• _WHAT THE TASK REQUIRES_
Omit every picture and output the rest of the records exactly as they are.

-- START RECORDS SHOWN --

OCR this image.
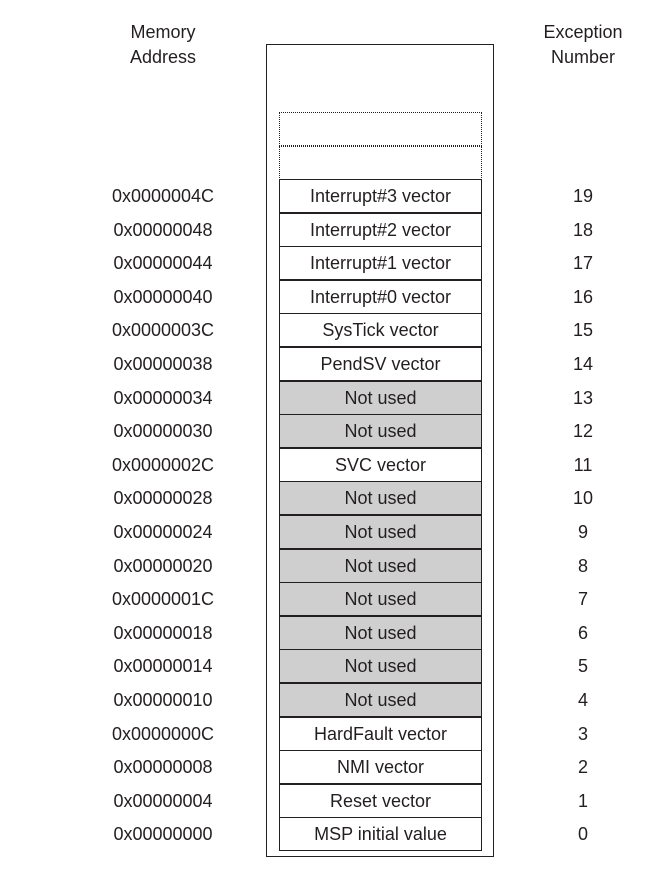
Memory
Address
Exception
Number
0x0000004C	Interrupt#3 vector	19
0x00000048	Interrupt#2 vector	18
0x00000044	Interrupt#1 vector	17
0x00000040	Interrupt#0 vector	16
0x0000003C	SysTick vector	15
0x00000038	PendSV vector	14
0x00000034	Not used	13
0x00000030	Not used	12
0x0000002C	SVC vector	11
0x00000028	Not used	10
0x00000024	Not used	9
0x00000020	Not used	8
0x0000001C	Not used	7
0x00000018	Not used	6
0x00000014	Not used	5
0x00000010	Not used	4
0x0000000C	HardFault vector	3
0x00000008	NMI vector	2
0x00000004	Reset vector	1
0x00000000	MSP initial value	0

-- END RECORDS SHOWN --

• _WRITTEN REPLY_
OCR this image.
Memory
Address
Exception
Number
0x0000004C	Interrupt#3 vector	19
0x00000048	Interrupt#2 vector	18
0x00000044	Interrupt#1 vector	17
0x00000040	Interrupt#0 vector	16
0x0000003C	SysTick vector	15
0x00000038	PendSV vector	14
0x00000034	Not used	13
0x00000030	Not used	12
0x0000002C	SVC vector	11
0x00000028	Not used	10
0x00000024	Not used	9
0x00000020	Not used	8
0x0000001C	Not used	7
0x00000018	Not used	6
0x00000014	Not used	5
0x00000010	Not used	4
0x0000000C	HardFault vector	3
0x00000008	NMI vector	2
0x00000004	Reset vector	1
0x00000000	MSP initial value	0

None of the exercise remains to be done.